Data records:
--- START ---

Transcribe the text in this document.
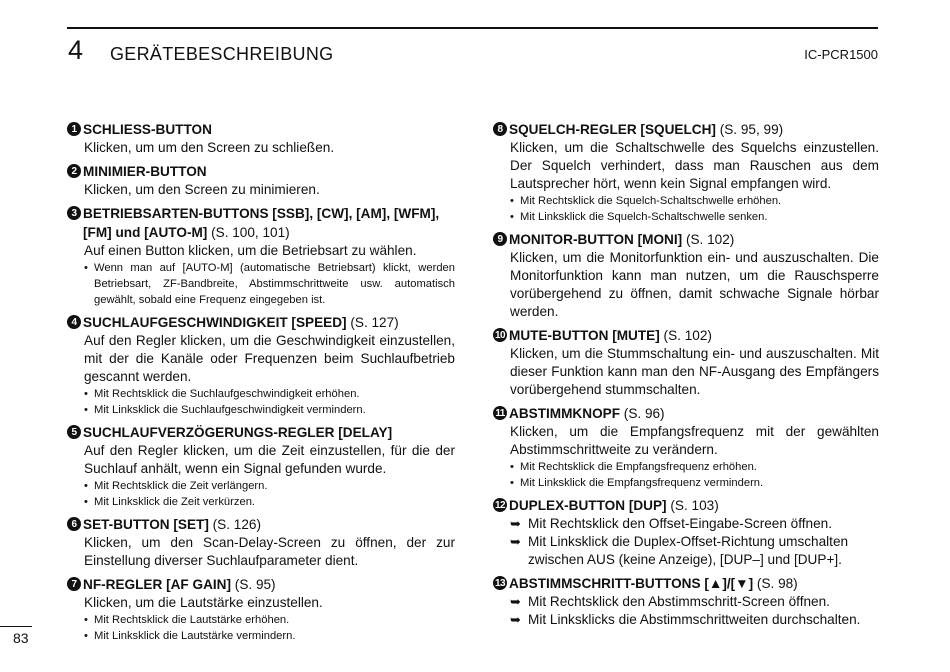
4 GERÄTEBESCHREIBUNG	IC-PCR1500
1 SCHLIESS-BUTTON
Klicken, um um den Screen zu schließen.
2 MINIMIER-BUTTON
Klicken, um den Screen zu minimieren.
3 BETRIEBSARTEN-BUTTONS [SSB], [CW], [AM], [WFM], [FM] und [AUTO-M] (S. 100, 101)
Auf einen Button klicken, um die Betriebsart zu wählen.
• Wenn man auf [AUTO-M] (automatische Betriebsart) klickt, werden Betriebsart, ZF-Bandbreite, Abstimmschrittweite usw. automatisch gewählt, sobald eine Frequenz eingegeben ist.
4 SUCHLAUFGESCHWINDIGKEIT [SPEED] (S. 127)
Auf den Regler klicken, um die Geschwindigkeit einzustellen, mit der die Kanäle oder Frequenzen beim Suchlaufbetrieb gescannt werden.
• Mit Rechtsklick die Suchlaufgeschwindigkeit erhöhen.
• Mit Linksklick die Suchlaufgeschwindigkeit vermindern.
5 SUCHLAUFVERZÖGERUNGS-REGLER [DELAY]
Auf den Regler klicken, um die Zeit einzustellen, für die der Suchlauf anhält, wenn ein Signal gefunden wurde.
• Mit Rechtsklick die Zeit verlängern.
• Mit Linksklick die Zeit verkürzen.
6 SET-BUTTON [SET] (S. 126)
Klicken, um den Scan-Delay-Screen zu öffnen, der zur Einstellung diverser Suchlaufparameter dient.
7 NF-REGLER [AF GAIN] (S. 95)
Klicken, um die Lautstärke einzustellen.
• Mit Rechtsklick die Lautstärke erhöhen.
• Mit Linksklick die Lautstärke vermindern.
8 SQUELCH-REGLER [SQUELCH] (S. 95, 99)
Klicken, um die Schaltschwelle des Squelchs einzustellen. Der Squelch verhindert, dass man Rauschen aus dem Lautsprecher hört, wenn kein Signal empfangen wird.
• Mit Rechtsklick die Squelch-Schaltschwelle erhöhen.
• Mit Linksklick die Squelch-Schaltschwelle senken.
9 MONITOR-BUTTON [MONI] (S. 102)
Klicken, um die Monitorfunktion ein- und auszuschalten. Die Monitorfunktion kann man nutzen, um die Rauschsperre vorübergehend zu öffnen, damit schwache Signale hörbar werden.
10 MUTE-BUTTON [MUTE] (S. 102)
Klicken, um die Stummschaltung ein- und auszuschalten. Mit dieser Funktion kann man den NF-Ausgang des Empfängers vorübergehend stummschalten.
11 ABSTIMMKNOPF (S. 96)
Klicken, um die Empfangsfrequenz mit der gewählten Abstimmschrittweite zu verändern.
• Mit Rechtsklick die Empfangsfrequenz erhöhen.
• Mit Linksklick die Empfangsfrequenz vermindern.
12 DUPLEX-BUTTON [DUP] (S. 103)
➥ Mit Rechtsklick den Offset-Eingabe-Screen öffnen.
➥ Mit Linksklick die Duplex-Offset-Richtung umschalten zwischen AUS (keine Anzeige), [DUP–] und [DUP+].
13 ABSTIMMSCHRITT-BUTTONS [▲]/[▼] (S. 98)
➥ Mit Rechtsklick den Abstimmschritt-Screen öffnen.
➥ Mit Linksklicks die Abstimmschrittweiten durchschalten.
83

--- END ---

Problem to solve = Output every entry exactly as given; pictures are not part of the copy.

Result below =
Transcribe the text in this document.
4 GERÄTEBESCHREIBUNG	IC-PCR1500
1 SCHLIESS-BUTTON
Klicken, um um den Screen zu schließen.
2 MINIMIER-BUTTON
Klicken, um den Screen zu minimieren.
3 BETRIEBSARTEN-BUTTONS [SSB], [CW], [AM], [WFM], [FM] und [AUTO-M] (S. 100, 101)
Auf einen Button klicken, um die Betriebsart zu wählen.
• Wenn man auf [AUTO-M] (automatische Betriebsart) klickt, werden Betriebsart, ZF-Bandbreite, Abstimmschrittweite usw. automatisch gewählt, sobald eine Frequenz eingegeben ist.
4 SUCHLAUFGESCHWINDIGKEIT [SPEED] (S. 127)
Auf den Regler klicken, um die Geschwindigkeit einzustellen, mit der die Kanäle oder Frequenzen beim Suchlaufbetrieb gescannt werden.
• Mit Rechtsklick die Suchlaufgeschwindigkeit erhöhen.
• Mit Linksklick die Suchlaufgeschwindigkeit vermindern.
5 SUCHLAUFVERZÖGERUNGS-REGLER [DELAY]
Auf den Regler klicken, um die Zeit einzustellen, für die der Suchlauf anhält, wenn ein Signal gefunden wurde.
• Mit Rechtsklick die Zeit verlängern.
• Mit Linksklick die Zeit verkürzen.
6 SET-BUTTON [SET] (S. 126)
Klicken, um den Scan-Delay-Screen zu öffnen, der zur Einstellung diverser Suchlaufparameter dient.
7 NF-REGLER [AF GAIN] (S. 95)
Klicken, um die Lautstärke einzustellen.
• Mit Rechtsklick die Lautstärke erhöhen.
• Mit Linksklick die Lautstärke vermindern.
8 SQUELCH-REGLER [SQUELCH] (S. 95, 99)
Klicken, um die Schaltschwelle des Squelchs einzustellen. Der Squelch verhindert, dass man Rauschen aus dem Lautsprecher hört, wenn kein Signal empfangen wird.
• Mit Rechtsklick die Squelch-Schaltschwelle erhöhen.
• Mit Linksklick die Squelch-Schaltschwelle senken.
9 MONITOR-BUTTON [MONI] (S. 102)
Klicken, um die Monitorfunktion ein- und auszuschalten. Die Monitorfunktion kann man nutzen, um die Rauschsperre vorübergehend zu öffnen, damit schwache Signale hörbar werden.
10 MUTE-BUTTON [MUTE] (S. 102)
Klicken, um die Stummschaltung ein- und auszuschalten. Mit dieser Funktion kann man den NF-Ausgang des Empfängers vorübergehend stummschalten.
11 ABSTIMMKNOPF (S. 96)
Klicken, um die Empfangsfrequenz mit der gewählten Abstimmschrittweite zu verändern.
• Mit Rechtsklick die Empfangsfrequenz erhöhen.
• Mit Linksklick die Empfangsfrequenz vermindern.
12 DUPLEX-BUTTON [DUP] (S. 103)
➥ Mit Rechtsklick den Offset-Eingabe-Screen öffnen.
➥ Mit Linksklick die Duplex-Offset-Richtung umschalten zwischen AUS (keine Anzeige), [DUP–] und [DUP+].
13 ABSTIMMSCHRITT-BUTTONS [▲]/[▼] (S. 98)
➥ Mit Rechtsklick den Abstimmschritt-Screen öffnen.
➥ Mit Linksklicks die Abstimmschrittweiten durchschalten.
83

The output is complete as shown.